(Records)
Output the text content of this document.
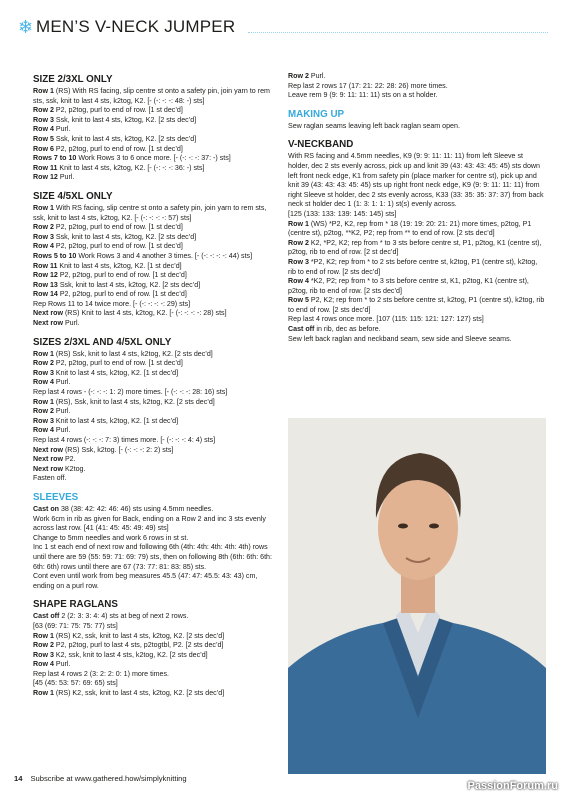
❄ MEN’S V-NECK JUMPER
SIZE 2/3XL ONLY
Row 1 (RS) With RS facing, slip centre st onto a safety pin, join yarn to rem sts, ssk, knit to last 4 sts, k2tog, K2. [- (-: -: -: 48: -) sts]
Row 2 P2, p2tog, purl to end of row. [1 st dec’d]
Row 3 Ssk, knit to last 4 sts, k2tog, K2. [2 sts dec’d]
Row 4 Purl.
Row 5 Ssk, knit to last 4 sts, k2tog, K2. [2 sts dec’d]
Row 6 P2, p2tog, purl to end of row. [1 st dec’d]
Rows 7 to 10 Work Rows 3 to 6 once more. [- (-: -: -: 37: -) sts]
Row 11 Knit to last 4 sts, k2tog, K2. [- (-: -: -: 36: -) sts]
Row 12 Purl.
SIZE 4/5XL ONLY
Row 1 With RS facing, slip centre st onto a safety pin, join yarn to rem sts, ssk, knit to last 4 sts, k2tog, K2. [- (-: -: -: -: 57) sts]
Row 2 P2, p2tog, purl to end of row. [1 st dec’d]
Row 3 Ssk, knit to last 4 sts, k2tog, K2. [2 sts dec’d]
Row 4 P2, p2tog, purl to end of row. [1 st dec’d]
Rows 5 to 10 Work Rows 3 and 4 another 3 times. [- (-: -: -: -: 44) sts]
Row 11 Knit to last 4 sts, k2tog, K2. [1 st dec’d]
Row 12 P2, p2tog, purl to end of row. [1 st dec’d]
Row 13 Ssk, knit to last 4 sts, k2tog, K2. [2 sts dec’d]
Row 14 P2, p2tog, purl to end of row. [1 st dec’d]
Rep Rows 11 to 14 twice more. [- (-: -: -: -: 29) sts]
Next row (RS) Knit to last 4 sts, k2tog, K2. [- (-: -: -: -: 28) sts]
Next row Purl.
SIZES 2/3XL AND 4/5XL ONLY
Row 1 (RS) Ssk, knit to last 4 sts, k2tog, K2. [2 sts dec’d]
Row 2 P2, p2tog, purl to end of row. [1 st dec’d]
Row 3 Knit to last 4 sts, k2tog, K2. [1 st dec’d]
Row 4 Purl.
Rep last 4 rows - (-: -: -: 1: 2) more times. [- (-: -: -: 28: 16) sts]
Row 1 (RS), Ssk, knit to last 4 sts, k2tog, K2. [2 sts dec’d]
Row 2 Purl.
Row 3 Knit to last 4 sts, k2tog, K2. [1 st dec’d]
Row 4 Purl.
Rep last 4 rows (-: -: -: 7: 3) times more. [- (-: -: -: 4: 4) sts]
Next row (RS) Ssk, k2tog. [- (-: -: -: 2: 2) sts]
Next row P2.
Next row K2tog.
Fasten off.
SLEEVES
Cast on 38 (38: 42: 42: 46: 46) sts using 4.5mm needles.
Work 6cm in rib as given for Back, ending on a Row 2 and inc 3 sts evenly across last row. [41 (41: 45: 45: 49: 49) sts]
Change to 5mm needles and work 6 rows in st st.
Inc 1 st each end of next row and following 6th (4th: 4th: 4th: 4th: 4th) rows until there are 59 (55: 59: 71: 69: 79) sts, then on following 8th (6th: 6th: 6th: 6th: 6th) rows until there are 67 (73: 77: 81: 83: 85) sts.
Cont even until work from beg measures 45.5 (47: 47: 45.5: 43: 43) cm, ending on a purl row.
SHAPE RAGLANS
Cast off 2 (2: 3: 3: 4: 4) sts at beg of next 2 rows.
[63 (69: 71: 75: 75: 77) sts]
Row 1 (RS) K2, ssk, knit to last 4 sts, k2tog, K2. [2 sts dec’d]
Row 2 P2, p2tog, purl to last 4 sts, p2togtbl, P2. [2 sts dec’d]
Row 3 K2, ssk, knit to last 4 sts, k2tog, K2. [2 sts dec’d]
Row 4 Purl.
Rep last 4 rows 2 (3: 2: 2: 0: 1) more times.
[45 (45: 53: 57: 69: 65) sts]
Row 1 (RS) K2, ssk, knit to last 4 sts, k2tog, K2. [2 sts dec’d]
Row 2 Purl.
Rep last 2 rows 17 (17: 21: 22: 28: 26) more times.
Leave rem 9 (9: 9: 11: 11: 11) sts on a st holder.
MAKING UP
Sew raglan seams leaving left back raglan seam open.
V-NECKBAND
With RS facing and 4.5mm needles, K9 (9: 9: 11: 11: 11) from left Sleeve st holder, dec 2 sts evenly across, pick up and knit 39 (43: 43: 43: 45: 45) sts down left front neck edge, K1 from safety pin (place marker for centre st), pick up and knit 39 (43: 43: 43: 45: 45) sts up right front neck edge, K9 (9: 9: 11: 11: 11) from right Sleeve st holder, dec 2 sts evenly across, K33 (33: 35: 35: 37: 37) from back neck st holder dec 1 (1: 3: 1: 1: 1) st(s) evenly across.
[125 (133: 133: 139: 145: 145) sts]
Row 1 (WS) *P2, K2, rep from * 18 (19: 19: 20: 21: 21) more times, p2tog, P1 (centre st), p2tog, **K2, P2; rep from ** to end of row. [2 sts dec’d]
Row 2 K2, *P2, K2; rep from * to 3 sts before centre st, P1, p2tog, K1 (centre st), p2tog, rib to end of row. [2 st dec’d]
Row 3 *P2, K2; rep from * to 2 sts before centre st, k2tog, P1 (centre st), k2tog, rib to end of row. [2 sts dec’d]
Row 4 *K2, P2; rep from * to 3 sts before centre st, K1, p2tog, K1 (centre st), p2tog, rib to end of row. [2 sts dec’d]
Row 5 P2, K2; rep from * to 2 sts before centre st, k2tog, P1 (centre st), k2tog, rib to end of row. [2 sts dec’d]
Rep last 4 rows once more. [107 (115: 115: 121: 127: 127) sts]
Cast off in rib, dec as before.
Sew left back raglan and neckband seam, sew side and Sleeve seams.
14 Subscribe at www.gathered.how/simplyknitting
PassionForum.ru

(Exercise objective)
Leave out the pictures and restate everything else word for word.

(Response to the exercise)
Output the text content of this document.
❄ MEN’S V-NECK JUMPER
SIZE 2/3XL ONLY
Row 1 (RS) With RS facing, slip centre st onto a safety pin, join yarn to rem sts, ssk, knit to last 4 sts, k2tog, K2. [- (-: -: -: 48: -) sts]
Row 2 P2, p2tog, purl to end of row. [1 st dec’d]
Row 3 Ssk, knit to last 4 sts, k2tog, K2. [2 sts dec’d]
Row 4 Purl.
Row 5 Ssk, knit to last 4 sts, k2tog, K2. [2 sts dec’d]
Row 6 P2, p2tog, purl to end of row. [1 st dec’d]
Rows 7 to 10 Work Rows 3 to 6 once more. [- (-: -: -: 37: -) sts]
Row 11 Knit to last 4 sts, k2tog, K2. [- (-: -: -: 36: -) sts]
Row 12 Purl.
SIZE 4/5XL ONLY
Row 1 With RS facing, slip centre st onto a safety pin, join yarn to rem sts, ssk, knit to last 4 sts, k2tog, K2. [- (-: -: -: -: 57) sts]
Row 2 P2, p2tog, purl to end of row. [1 st dec’d]
Row 3 Ssk, knit to last 4 sts, k2tog, K2. [2 sts dec’d]
Row 4 P2, p2tog, purl to end of row. [1 st dec’d]
Rows 5 to 10 Work Rows 3 and 4 another 3 times. [- (-: -: -: -: 44) sts]
Row 11 Knit to last 4 sts, k2tog, K2. [1 st dec’d]
Row 12 P2, p2tog, purl to end of row. [1 st dec’d]
Row 13 Ssk, knit to last 4 sts, k2tog, K2. [2 sts dec’d]
Row 14 P2, p2tog, purl to end of row. [1 st dec’d]
Rep Rows 11 to 14 twice more. [- (-: -: -: -: 29) sts]
Next row (RS) Knit to last 4 sts, k2tog, K2. [- (-: -: -: -: 28) sts]
Next row Purl.
SIZES 2/3XL AND 4/5XL ONLY
Row 1 (RS) Ssk, knit to last 4 sts, k2tog, K2. [2 sts dec’d]
Row 2 P2, p2tog, purl to end of row. [1 st dec’d]
Row 3 Knit to last 4 sts, k2tog, K2. [1 st dec’d]
Row 4 Purl.
Rep last 4 rows - (-: -: -: 1: 2) more times. [- (-: -: -: 28: 16) sts]
Row 1 (RS), Ssk, knit to last 4 sts, k2tog, K2. [2 sts dec’d]
Row 2 Purl.
Row 3 Knit to last 4 sts, k2tog, K2. [1 st dec’d]
Row 4 Purl.
Rep last 4 rows (-: -: -: 7: 3) times more. [- (-: -: -: 4: 4) sts]
Next row (RS) Ssk, k2tog. [- (-: -: -: 2: 2) sts]
Next row P2.
Next row K2tog.
Fasten off.
SLEEVES
Cast on 38 (38: 42: 42: 46: 46) sts using 4.5mm needles.
Work 6cm in rib as given for Back, ending on a Row 2 and inc 3 sts evenly across last row. [41 (41: 45: 45: 49: 49) sts]
Change to 5mm needles and work 6 rows in st st.
Inc 1 st each end of next row and following 6th (4th: 4th: 4th: 4th: 4th) rows until there are 59 (55: 59: 71: 69: 79) sts, then on following 8th (6th: 6th: 6th: 6th: 6th) rows until there are 67 (73: 77: 81: 83: 85) sts.
Cont even until work from beg measures 45.5 (47: 47: 45.5: 43: 43) cm, ending on a purl row.
SHAPE RAGLANS
Cast off 2 (2: 3: 3: 4: 4) sts at beg of next 2 rows.
[63 (69: 71: 75: 75: 77) sts]
Row 1 (RS) K2, ssk, knit to last 4 sts, k2tog, K2. [2 sts dec’d]
Row 2 P2, p2tog, purl to last 4 sts, p2togtbl, P2. [2 sts dec’d]
Row 3 K2, ssk, knit to last 4 sts, k2tog, K2. [2 sts dec’d]
Row 4 Purl.
Rep last 4 rows 2 (3: 2: 2: 0: 1) more times.
[45 (45: 53: 57: 69: 65) sts]
Row 1 (RS) K2, ssk, knit to last 4 sts, k2tog, K2. [2 sts dec’d]
Row 2 Purl.
Rep last 2 rows 17 (17: 21: 22: 28: 26) more times.
Leave rem 9 (9: 9: 11: 11: 11) sts on a st holder.
MAKING UP
Sew raglan seams leaving left back raglan seam open.
V-NECKBAND
With RS facing and 4.5mm needles, K9 (9: 9: 11: 11: 11) from left Sleeve st holder, dec 2 sts evenly across, pick up and knit 39 (43: 43: 43: 45: 45) sts down left front neck edge, K1 from safety pin (place marker for centre st), pick up and knit 39 (43: 43: 43: 45: 45) sts up right front neck edge, K9 (9: 9: 11: 11: 11) from right Sleeve st holder, dec 2 sts evenly across, K33 (33: 35: 35: 37: 37) from back neck st holder dec 1 (1: 3: 1: 1: 1) st(s) evenly across.
[125 (133: 133: 139: 145: 145) sts]
Row 1 (WS) *P2, K2, rep from * 18 (19: 19: 20: 21: 21) more times, p2tog, P1 (centre st), p2tog, **K2, P2; rep from ** to end of row. [2 sts dec’d]
Row 2 K2, *P2, K2; rep from * to 3 sts before centre st, P1, p2tog, K1 (centre st), p2tog, rib to end of row. [2 st dec’d]
Row 3 *P2, K2; rep from * to 2 sts before centre st, k2tog, P1 (centre st), k2tog, rib to end of row. [2 sts dec’d]
Row 4 *K2, P2; rep from * to 3 sts before centre st, K1, p2tog, K1 (centre st), p2tog, rib to end of row. [2 sts dec’d]
Row 5 P2, K2; rep from * to 2 sts before centre st, k2tog, P1 (centre st), k2tog, rib to end of row. [2 sts dec’d]
Rep last 4 rows once more. [107 (115: 115: 121: 127: 127) sts]
Cast off in rib, dec as before.
Sew left back raglan and neckband seam, sew side and Sleeve seams.
14 Subscribe at www.gathered.how/simplyknitting
PassionForum.ru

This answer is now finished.